Goal of the exercise. Leave out the pictures and transcribe everything else exactly.

Data.
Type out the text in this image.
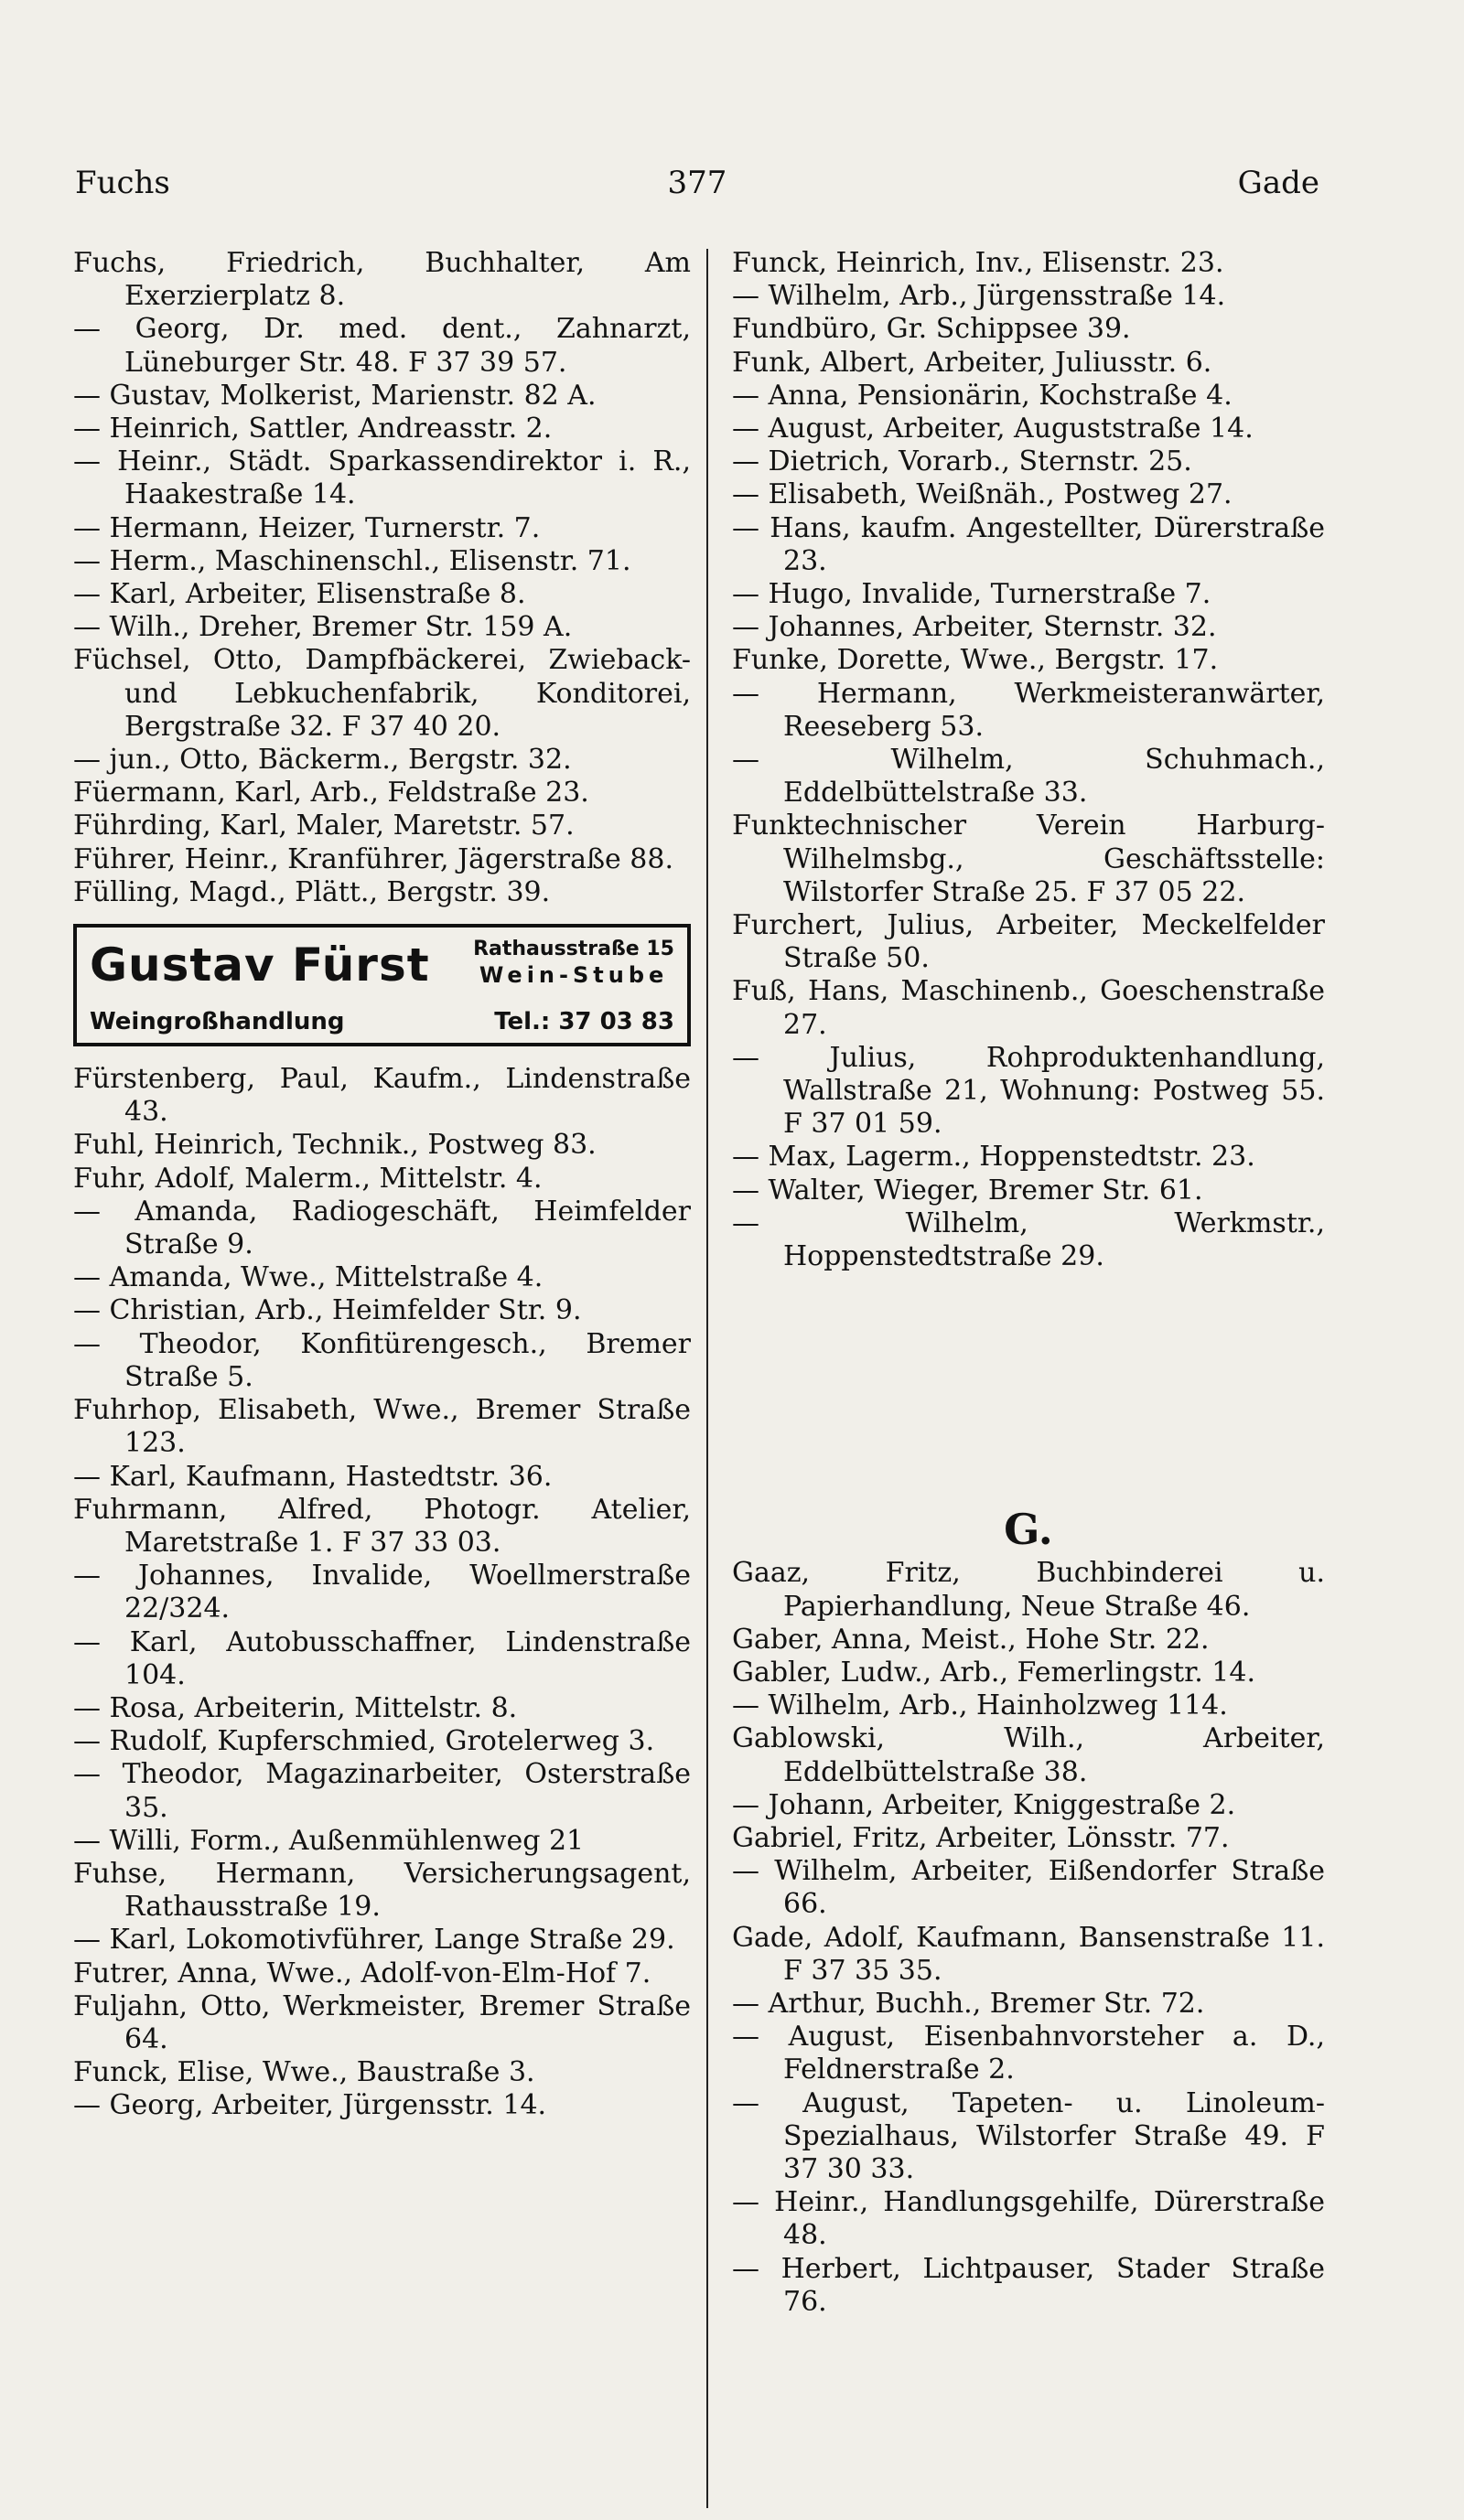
Fuchs	377	Gade
Fuchs, Friedrich, Buchhalter, Am Exerzierplatz 8.
— Georg, Dr. med. dent., Zahnarzt, Lüneburger Str. 48. F 37 39 57.
— Gustav, Molkerist, Marienstr. 82 A.
— Heinrich, Sattler, Andreasstr. 2.
— Heinr., Städt. Sparkassendirektor i. R., Haakestraße 14.
— Hermann, Heizer, Turnerstr. 7.
— Herm., Maschinenschl., Elisenstr. 71.
— Karl, Arbeiter, Elisenstraße 8.
— Wilh., Dreher, Bremer Str. 159 A.
Füchsel, Otto, Dampfbäckerei, Zwieback- und Lebkuchenfabrik, Konditorei, Bergstraße 32. F 37 40 20.
— jun., Otto, Bäckerm., Bergstr. 32.
Füermann, Karl, Arb., Feldstraße 23.
Führding, Karl, Maler, Maretstr. 57.
Führer, Heinr., Kranführer, Jägerstraße 88.
Fülling, Magd., Plätt., Bergstr. 39.
Gustav Fürst Rathausstraße 15
Wein-Stube
Weingroßhandlung	Tel.: 37 03 83
Fürstenberg, Paul, Kaufm., Lindenstraße 43.
Fuhl, Heinrich, Technik., Postweg 83.
Fuhr, Adolf, Malerm., Mittelstr. 4.
— Amanda, Radiogeschäft, Heimfelder Straße 9.
— Amanda, Wwe., Mittelstraße 4.
— Christian, Arb., Heimfelder Str. 9.
— Theodor, Konfitürengesch., Bremer Straße 5.
Fuhrhop, Elisabeth, Wwe., Bremer Straße 123.
— Karl, Kaufmann, Hastedtstr. 36.
Fuhrmann, Alfred, Photogr. Atelier, Maretstraße 1. F 37 33 03.
— Johannes, Invalide, Woellmerstraße 22/324.
— Karl, Autobusschaffner, Lindenstraße 104.
— Rosa, Arbeiterin, Mittelstr. 8.
— Rudolf, Kupferschmied, Grotelerweg 3.
— Theodor, Magazinarbeiter, Osterstraße 35.
— Willi, Form., Außenmühlenweg 21
Fuhse, Hermann, Versicherungsagent, Rathausstraße 19.
— Karl, Lokomotivführer, Lange Straße 29.
Futrer, Anna, Wwe., Adolf-von-Elm-Hof 7.
Fuljahn, Otto, Werkmeister, Bremer Straße 64.
Funck, Elise, Wwe., Baustraße 3.
— Georg, Arbeiter, Jürgensstr. 14.
Funck, Heinrich, Inv., Elisenstr. 23.
— Wilhelm, Arb., Jürgensstraße 14.
Fundbüro, Gr. Schippsee 39.
Funk, Albert, Arbeiter, Juliusstr. 6.
— Anna, Pensionärin, Kochstraße 4.
— August, Arbeiter, Auguststraße 14.
— Dietrich, Vorarb., Sternstr. 25.
— Elisabeth, Weißnäh., Postweg 27.
— Hans, kaufm. Angestellter, Dürerstraße 23.
— Hugo, Invalide, Turnerstraße 7.
— Johannes, Arbeiter, Sternstr. 32.
Funke, Dorette, Wwe., Bergstr. 17.
— Hermann, Werkmeisteranwärter, Reeseberg 53.
— Wilhelm, Schuhmach., Eddelbüttelstraße 33.
Funktechnischer Verein Harburg-Wilhelmsbg., Geschäftsstelle: Wilstorfer Straße 25. F 37 05 22.
Furchert, Julius, Arbeiter, Meckelfelder Straße 50.
Fuß, Hans, Maschinenb., Goeschenstraße 27.
— Julius, Rohproduktenhandlung, Wallstraße 21, Wohnung: Postweg 55. F 37 01 59.
— Max, Lagerm., Hoppenstedtstr. 23.
— Walter, Wieger, Bremer Str. 61.
— Wilhelm, Werkmstr., Hoppenstedtstraße 29.
G.
Gaaz, Fritz, Buchbinderei u. Papierhandlung, Neue Straße 46.
Gaber, Anna, Meist., Hohe Str. 22.
Gabler, Ludw., Arb., Femerlingstr. 14.
— Wilhelm, Arb., Hainholzweg 114.
Gablowski, Wilh., Arbeiter, Eddelbüttelstraße 38.
— Johann, Arbeiter, Kniggestraße 2.
Gabriel, Fritz, Arbeiter, Lönsstr. 77.
— Wilhelm, Arbeiter, Eißendorfer Straße 66.
Gade, Adolf, Kaufmann, Bansenstraße 11. F 37 35 35.
— Arthur, Buchh., Bremer Str. 72.
— August, Eisenbahnvorsteher a. D., Feldnerstraße 2.
— August, Tapeten- u. Linoleum-Spezialhaus, Wilstorfer Straße 49. F 37 30 33.
— Heinr., Handlungsgehilfe, Dürerstraße 48.
— Herbert, Lichtpauser, Stader Straße 76.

Response below.
Type out the text in this image.
Fuchs	377	Gade
Fuchs, Friedrich, Buchhalter, Am Exerzierplatz 8.
— Georg, Dr. med. dent., Zahnarzt, Lüneburger Str. 48. F 37 39 57.
— Gustav, Molkerist, Marienstr. 82 A.
— Heinrich, Sattler, Andreasstr. 2.
— Heinr., Städt. Sparkassendirektor i. R., Haakestraße 14.
— Hermann, Heizer, Turnerstr. 7.
— Herm., Maschinenschl., Elisenstr. 71.
— Karl, Arbeiter, Elisenstraße 8.
— Wilh., Dreher, Bremer Str. 159 A.
Füchsel, Otto, Dampfbäckerei, Zwieback- und Lebkuchenfabrik, Konditorei, Bergstraße 32. F 37 40 20.
— jun., Otto, Bäckerm., Bergstr. 32.
Füermann, Karl, Arb., Feldstraße 23.
Führding, Karl, Maler, Maretstr. 57.
Führer, Heinr., Kranführer, Jägerstraße 88.
Fülling, Magd., Plätt., Bergstr. 39.
Gustav Fürst Rathausstraße 15
Wein-Stube
Weingroßhandlung	Tel.: 37 03 83
Fürstenberg, Paul, Kaufm., Lindenstraße 43.
Fuhl, Heinrich, Technik., Postweg 83.
Fuhr, Adolf, Malerm., Mittelstr. 4.
— Amanda, Radiogeschäft, Heimfelder Straße 9.
— Amanda, Wwe., Mittelstraße 4.
— Christian, Arb., Heimfelder Str. 9.
— Theodor, Konfitürengesch., Bremer Straße 5.
Fuhrhop, Elisabeth, Wwe., Bremer Straße 123.
— Karl, Kaufmann, Hastedtstr. 36.
Fuhrmann, Alfred, Photogr. Atelier, Maretstraße 1. F 37 33 03.
— Johannes, Invalide, Woellmerstraße 22/324.
— Karl, Autobusschaffner, Lindenstraße 104.
— Rosa, Arbeiterin, Mittelstr. 8.
— Rudolf, Kupferschmied, Grotelerweg 3.
— Theodor, Magazinarbeiter, Osterstraße 35.
— Willi, Form., Außenmühlenweg 21
Fuhse, Hermann, Versicherungsagent, Rathausstraße 19.
— Karl, Lokomotivführer, Lange Straße 29.
Futrer, Anna, Wwe., Adolf-von-Elm-Hof 7.
Fuljahn, Otto, Werkmeister, Bremer Straße 64.
Funck, Elise, Wwe., Baustraße 3.
— Georg, Arbeiter, Jürgensstr. 14.
Funck, Heinrich, Inv., Elisenstr. 23.
— Wilhelm, Arb., Jürgensstraße 14.
Fundbüro, Gr. Schippsee 39.
Funk, Albert, Arbeiter, Juliusstr. 6.
— Anna, Pensionärin, Kochstraße 4.
— August, Arbeiter, Auguststraße 14.
— Dietrich, Vorarb., Sternstr. 25.
— Elisabeth, Weißnäh., Postweg 27.
— Hans, kaufm. Angestellter, Dürerstraße 23.
— Hugo, Invalide, Turnerstraße 7.
— Johannes, Arbeiter, Sternstr. 32.
Funke, Dorette, Wwe., Bergstr. 17.
— Hermann, Werkmeisteranwärter, Reeseberg 53.
— Wilhelm, Schuhmach., Eddelbüttelstraße 33.
Funktechnischer Verein Harburg-Wilhelmsbg., Geschäftsstelle: Wilstorfer Straße 25. F 37 05 22.
Furchert, Julius, Arbeiter, Meckelfelder Straße 50.
Fuß, Hans, Maschinenb., Goeschenstraße 27.
— Julius, Rohproduktenhandlung, Wallstraße 21, Wohnung: Postweg 55. F 37 01 59.
— Max, Lagerm., Hoppenstedtstr. 23.
— Walter, Wieger, Bremer Str. 61.
— Wilhelm, Werkmstr., Hoppenstedtstraße 29.
G.
Gaaz, Fritz, Buchbinderei u. Papierhandlung, Neue Straße 46.
Gaber, Anna, Meist., Hohe Str. 22.
Gabler, Ludw., Arb., Femerlingstr. 14.
— Wilhelm, Arb., Hainholzweg 114.
Gablowski, Wilh., Arbeiter, Eddelbüttelstraße 38.
— Johann, Arbeiter, Kniggestraße 2.
Gabriel, Fritz, Arbeiter, Lönsstr. 77.
— Wilhelm, Arbeiter, Eißendorfer Straße 66.
Gade, Adolf, Kaufmann, Bansenstraße 11. F 37 35 35.
— Arthur, Buchh., Bremer Str. 72.
— August, Eisenbahnvorsteher a. D., Feldnerstraße 2.
— August, Tapeten- u. Linoleum-Spezialhaus, Wilstorfer Straße 49. F 37 30 33.
— Heinr., Handlungsgehilfe, Dürerstraße 48.
— Herbert, Lichtpauser, Stader Straße 76.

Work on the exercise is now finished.